**What you are asked to do**:
Wherever the string "labels" shows up in a line, count that line. Give the total alone.

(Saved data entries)

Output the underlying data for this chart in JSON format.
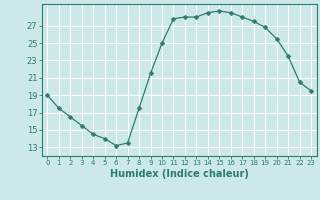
{
  "x": [
    0,
    1,
    2,
    3,
    4,
    5,
    6,
    7,
    8,
    9,
    10,
    11,
    12,
    13,
    14,
    15,
    16,
    17,
    18,
    19,
    20,
    21,
    22,
    23
  ],
  "y": [
    19,
    17.5,
    16.5,
    15.5,
    14.5,
    14,
    13.2,
    13.5,
    17.5,
    21.5,
    25,
    27.8,
    28,
    28,
    28.5,
    28.7,
    28.5,
    28,
    27.5,
    26.8,
    25.5,
    23.5,
    20.5,
    19.5
  ],
  "line_color": "#2d7d6e",
  "marker": "D",
  "marker_size": 2.5,
  "bg_color": "#cce8e8",
  "grid_color": "#ffffff",
  "tick_color": "#2d7d6e",
  "xlabel": "Humidex (Indice chaleur)",
  "xlabel_fontsize": 7,
  "ylabel_ticks": [
    13,
    15,
    17,
    19,
    21,
    23,
    25,
    27
  ],
  "xlim": [
    -0.5,
    23.5
  ],
  "ylim": [
    12.0,
    29.5
  ],
  "xticks": [
    0,
    1,
    2,
    3,
    4,
    5,
    6,
    7,
    8,
    9,
    10,
    11,
    12,
    13,
    14,
    15,
    16,
    17,
    18,
    19,
    20,
    21,
    22,
    23
  ]
}
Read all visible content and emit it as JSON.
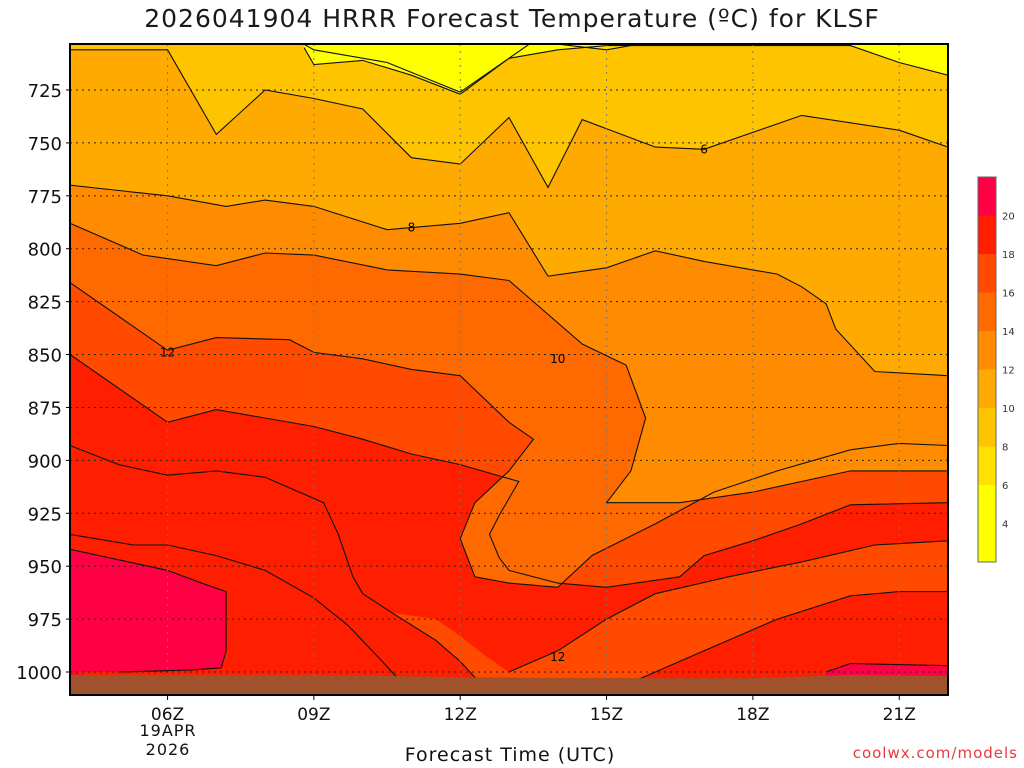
{
  "title": "2026041904 HRRR Forecast Temperature (ºC) for KLSF",
  "credit": "coolwx.com/models",
  "chart_data": {
    "type": "heatmap",
    "subtype": "time-height contour cross-section",
    "title": "2026041904 HRRR Forecast Temperature (ºC) for KLSF",
    "xlabel": "Forecast Time (UTC)",
    "ylabel": "",
    "x_ticks": [
      "06Z",
      "09Z",
      "12Z",
      "15Z",
      "18Z",
      "21Z"
    ],
    "x_tick_hours": [
      6,
      9,
      12,
      15,
      18,
      21
    ],
    "date_label": [
      "19APR",
      "2026"
    ],
    "xlim_hours": [
      4,
      22
    ],
    "y_ticks": [
      725,
      750,
      775,
      800,
      825,
      850,
      875,
      900,
      925,
      950,
      975,
      1000
    ],
    "ylim_hpa": [
      1000,
      705
    ],
    "y_axis": "pressure (hPa), decreasing upward",
    "grid": true,
    "colorbar": {
      "labels": [
        4,
        6,
        8,
        10,
        12,
        14,
        16,
        18,
        20
      ],
      "colors": [
        "#ffff00",
        "#ffe000",
        "#ffc400",
        "#ffaa00",
        "#ff8c00",
        "#ff6a00",
        "#ff4a00",
        "#ff1e00",
        "#ff0044"
      ]
    },
    "contours": [
      {
        "value": 6,
        "label": "6",
        "hour_label": 17.0
      },
      {
        "value": 8,
        "label": "8",
        "hour_label": 11.0
      },
      {
        "value": 10,
        "label": "10",
        "hour_label": 14.0
      },
      {
        "value": 12,
        "label": "12",
        "hour_label": 6.0
      },
      {
        "value": 12,
        "label": "12",
        "hour_label": 14.0
      }
    ],
    "samples": [
      {
        "hour": 4.0,
        "t700": 5.3,
        "t725": 6.5,
        "t750": 7.8,
        "t775": 9.6,
        "t800": 10.3,
        "t825": 11.9,
        "t850": 13.6,
        "t875": 14.9,
        "t900": 16.4,
        "t925": 17.7,
        "t950": 18.9,
        "t975": 20.8,
        "t1000": 21.5
      },
      {
        "hour": 6.0,
        "t700": 6.3,
        "t725": 6.8,
        "t750": 7.9,
        "t775": 10.0,
        "t800": 10.9,
        "t825": 11.4,
        "t850": 12.0,
        "t875": 13.7,
        "t900": 15.1,
        "t925": 16.5,
        "t950": 18.5,
        "t975": 20.3,
        "t1000": 21.1
      },
      {
        "hour": 9.0,
        "t700": 4.8,
        "t725": 5.4,
        "t750": 6.8,
        "t775": 8.4,
        "t800": 9.6,
        "t825": 10.5,
        "t850": 12.3,
        "t875": 13.2,
        "t900": 14.4,
        "t925": 16.4,
        "t950": 17.2,
        "t975": 18.3,
        "t1000": 19.0
      },
      {
        "hour": 12.0,
        "t700": 3.6,
        "t725": 4.7,
        "t750": 6.4,
        "t775": 7.5,
        "t800": 8.5,
        "t825": 10.0,
        "t850": 11.2,
        "t875": 12.1,
        "t900": 12.8,
        "t925": 13.0,
        "t950": 13.4,
        "t975": 14.1,
        "t1000": 16.5
      },
      {
        "hour": 15.0,
        "t700": 4.8,
        "t725": 5.4,
        "t750": 6.0,
        "t775": 7.0,
        "t800": 7.9,
        "t825": 8.8,
        "t850": 9.9,
        "t875": 10.6,
        "t900": 10.8,
        "t925": 11.3,
        "t950": 11.7,
        "t975": 12.5,
        "t1000": 14.8
      },
      {
        "hour": 18.0,
        "t700": 5.1,
        "t725": 5.8,
        "t750": 6.5,
        "t775": 7.0,
        "t800": 7.5,
        "t825": 7.8,
        "t850": 8.3,
        "t875": 9.6,
        "t900": 11.5,
        "t925": 12.8,
        "t950": 14.3,
        "t975": 16.4,
        "t1000": 19.0
      },
      {
        "hour": 22.0,
        "t700": 4.5,
        "t725": 5.0,
        "t750": 5.9,
        "t775": 6.5,
        "t800": 7.0,
        "t825": 7.4,
        "t850": 8.0,
        "t875": 9.2,
        "t900": 12.0,
        "t925": 14.0,
        "t950": 15.8,
        "t975": 17.9,
        "t1000": 20.2
      }
    ]
  }
}
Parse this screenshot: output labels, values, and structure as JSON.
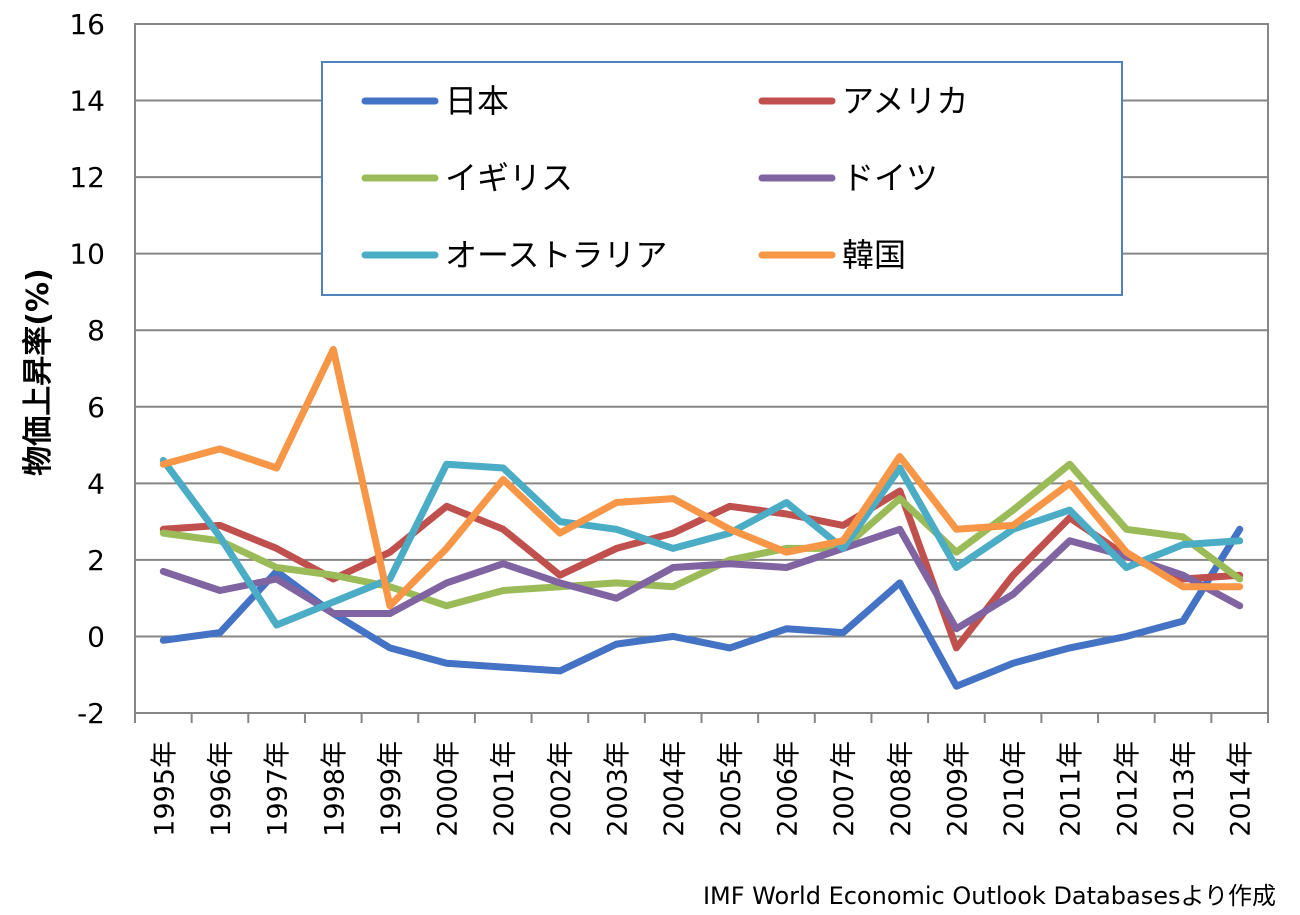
{
  "chart_data": {
    "type": "line",
    "title": "",
    "xlabel": "",
    "ylabel": "物価上昇率(%)",
    "ylim": [
      -2,
      16
    ],
    "yticks": [
      "16",
      "14",
      "12",
      "10",
      "8",
      "6",
      "4",
      "2",
      "0",
      "-2"
    ],
    "grid": "horizontal",
    "legend_position": "top-center",
    "categories": [
      "1995年",
      "1996年",
      "1997年",
      "1998年",
      "1999年",
      "2000年",
      "2001年",
      "2002年",
      "2003年",
      "2004年",
      "2005年",
      "2006年",
      "2007年",
      "2008年",
      "2009年",
      "2010年",
      "2011年",
      "2012年",
      "2013年",
      "2014年"
    ],
    "series": [
      {
        "name": "日本",
        "color": "#4472c4",
        "values": [
          -0.1,
          0.1,
          1.7,
          0.6,
          -0.3,
          -0.7,
          -0.8,
          -0.9,
          -0.2,
          0.0,
          -0.3,
          0.2,
          0.1,
          1.4,
          -1.3,
          -0.7,
          -0.3,
          0.0,
          0.4,
          2.8
        ]
      },
      {
        "name": "アメリカ",
        "color": "#c0504d",
        "values": [
          2.8,
          2.9,
          2.3,
          1.5,
          2.2,
          3.4,
          2.8,
          1.6,
          2.3,
          2.7,
          3.4,
          3.2,
          2.9,
          3.8,
          -0.3,
          1.6,
          3.1,
          2.1,
          1.5,
          1.6
        ]
      },
      {
        "name": "イギリス",
        "color": "#9bbb59",
        "values": [
          2.7,
          2.5,
          1.8,
          1.6,
          1.3,
          0.8,
          1.2,
          1.3,
          1.4,
          1.3,
          2.0,
          2.3,
          2.3,
          3.6,
          2.2,
          3.3,
          4.5,
          2.8,
          2.6,
          1.5
        ]
      },
      {
        "name": "ドイツ",
        "color": "#8064a2",
        "values": [
          1.7,
          1.2,
          1.5,
          0.6,
          0.6,
          1.4,
          1.9,
          1.4,
          1.0,
          1.8,
          1.9,
          1.8,
          2.3,
          2.8,
          0.2,
          1.1,
          2.5,
          2.1,
          1.6,
          0.8
        ]
      },
      {
        "name": "オーストラリア",
        "color": "#4bacc6",
        "values": [
          4.6,
          2.6,
          0.3,
          0.9,
          1.5,
          4.5,
          4.4,
          3.0,
          2.8,
          2.3,
          2.7,
          3.5,
          2.3,
          4.4,
          1.8,
          2.8,
          3.3,
          1.8,
          2.4,
          2.5
        ]
      },
      {
        "name": "韓国",
        "color": "#f79646",
        "values": [
          4.5,
          4.9,
          4.4,
          7.5,
          0.8,
          2.3,
          4.1,
          2.7,
          3.5,
          3.6,
          2.8,
          2.2,
          2.5,
          4.7,
          2.8,
          2.9,
          4.0,
          2.2,
          1.3,
          1.3
        ]
      }
    ],
    "source": "IMF World Economic Outlook Databasesより作成"
  }
}
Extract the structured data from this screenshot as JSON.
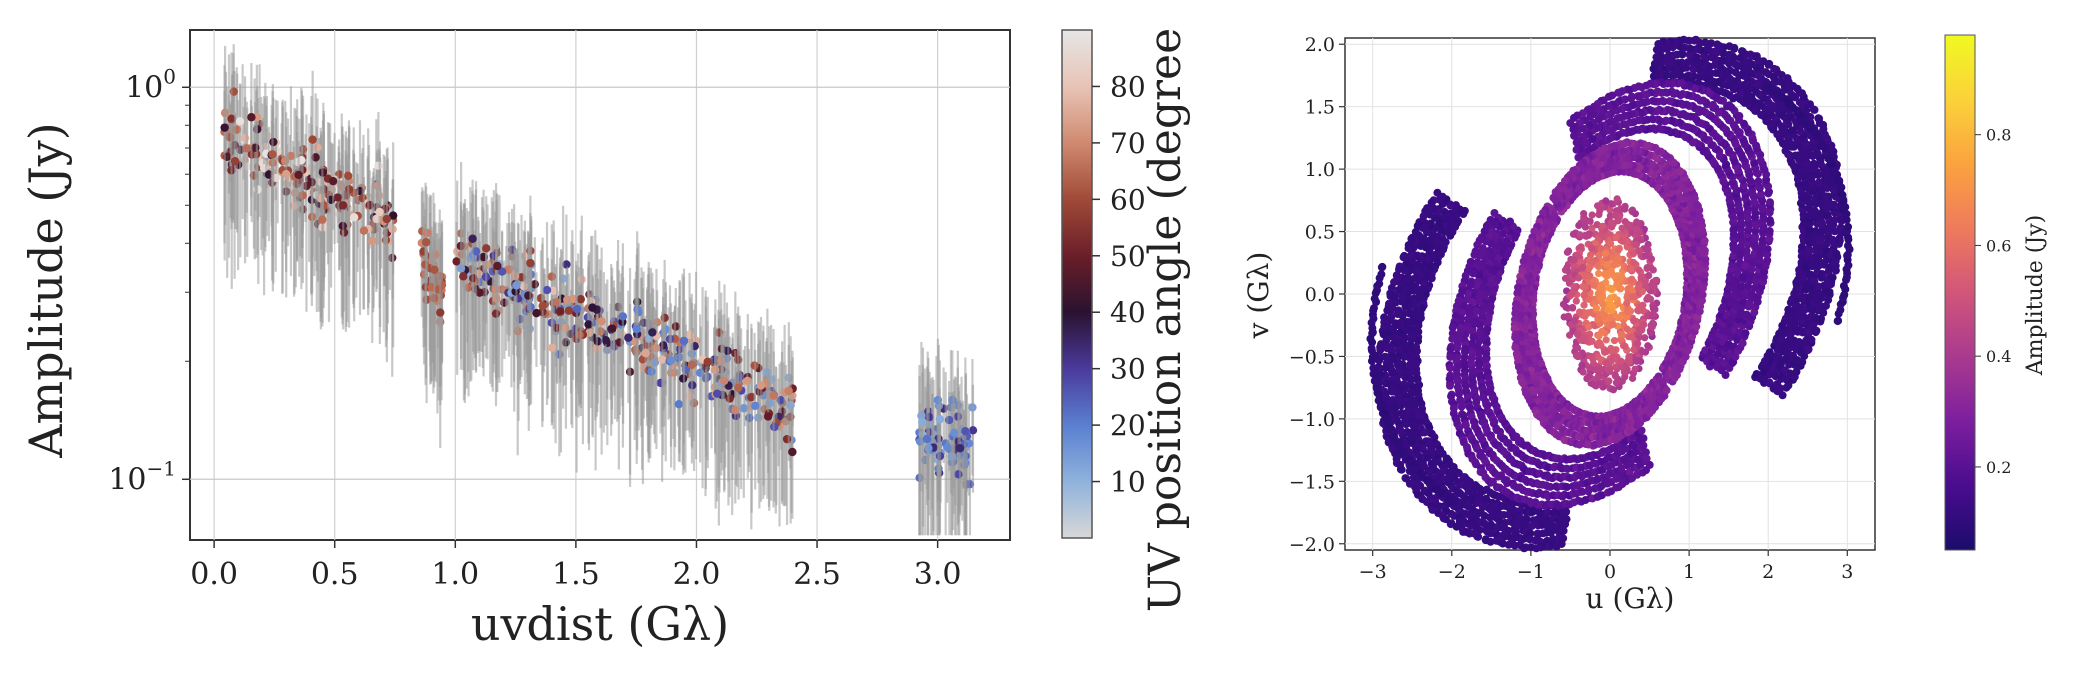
{
  "chart_data": [
    {
      "type": "scatter",
      "title": "",
      "xlabel": "uvdist (Gλ)",
      "ylabel": "Amplitude (Jy)",
      "yscale": "log",
      "xlim": [
        -0.1,
        3.3
      ],
      "ylim": [
        0.07,
        1.4
      ],
      "xticks": [
        "0.0",
        "0.5",
        "1.0",
        "1.5",
        "2.0",
        "2.5",
        "3.0"
      ],
      "xtick_values": [
        0,
        0.5,
        1.0,
        1.5,
        2.0,
        2.5,
        3.0
      ],
      "yticks": [
        {
          "value": 1.0,
          "base": "10",
          "exp": "0"
        },
        {
          "value": 0.1,
          "base": "10",
          "exp": "−1"
        }
      ],
      "grid": true,
      "colorbar": {
        "label": "UV position angle (degree",
        "range": [
          0,
          90
        ],
        "ticks": [
          "10",
          "20",
          "30",
          "40",
          "50",
          "60",
          "70",
          "80"
        ],
        "tick_values": [
          10,
          20,
          30,
          40,
          50,
          60,
          70,
          80
        ],
        "colormap": [
          "#d8d8d8",
          "#8fb2dc",
          "#5a7fd0",
          "#4a3a9c",
          "#2a1230",
          "#6a1e28",
          "#a04a38",
          "#d08a70",
          "#e8c4b6",
          "#e6e6e6"
        ]
      },
      "clusters": [
        {
          "x": [
            0.04,
            0.75
          ],
          "amp": [
            0.75,
            0.45
          ],
          "angles": [
            40,
            90
          ]
        },
        {
          "x": [
            0.86,
            0.95
          ],
          "amp": [
            0.37,
            0.3
          ],
          "angles": [
            55,
            70
          ]
        },
        {
          "x": [
            1.0,
            2.4
          ],
          "amp": [
            0.36,
            0.15
          ],
          "angles": [
            10,
            80
          ]
        },
        {
          "x": [
            2.92,
            3.15
          ],
          "amp": [
            0.13,
            0.12
          ],
          "angles": [
            10,
            35
          ]
        }
      ]
    },
    {
      "type": "scatter",
      "title": "",
      "xlabel": "u (Gλ)",
      "ylabel": "v (Gλ)",
      "xlim": [
        -3.35,
        3.35
      ],
      "ylim": [
        -2.05,
        2.05
      ],
      "xticks": [
        "−3",
        "−2",
        "−1",
        "0",
        "1",
        "2",
        "3"
      ],
      "xtick_values": [
        -3,
        -2,
        -1,
        0,
        1,
        2,
        3
      ],
      "yticks": [
        "−2.0",
        "−1.5",
        "−1.0",
        "−0.5",
        "0.0",
        "0.5",
        "1.0",
        "1.5",
        "2.0"
      ],
      "ytick_values": [
        -2.0,
        -1.5,
        -1.0,
        -0.5,
        0.0,
        0.5,
        1.0,
        1.5,
        2.0
      ],
      "grid": true,
      "colorbar": {
        "label": "Amplitude (Jy)",
        "range": [
          0.05,
          0.98
        ],
        "ticks": [
          "0.2",
          "0.4",
          "0.6",
          "0.8"
        ],
        "tick_values": [
          0.2,
          0.4,
          0.6,
          0.8
        ],
        "colormap": [
          "#1b0c6b",
          "#4a0c8f",
          "#7c1f9e",
          "#aa3a8f",
          "#d1567a",
          "#ee7b5c",
          "#fba33e",
          "#fbd23a",
          "#f0f921"
        ]
      },
      "tracks": [
        {
          "center_u": 0.0,
          "center_v": 0.0,
          "ru": 0.75,
          "rv": 0.75,
          "amp": 0.6
        },
        {
          "center_u": 0.0,
          "center_v": 0.0,
          "ru": 1.3,
          "rv": 1.05,
          "amp": 0.32
        },
        {
          "center_u": 0.0,
          "center_v": 0.0,
          "ru": 2.3,
          "rv": 1.6,
          "amp": 0.18
        },
        {
          "center_u": 0.0,
          "center_v": 0.0,
          "ru": 3.0,
          "rv": 1.85,
          "amp": 0.1
        }
      ]
    }
  ]
}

**Answer to the exercise**:
2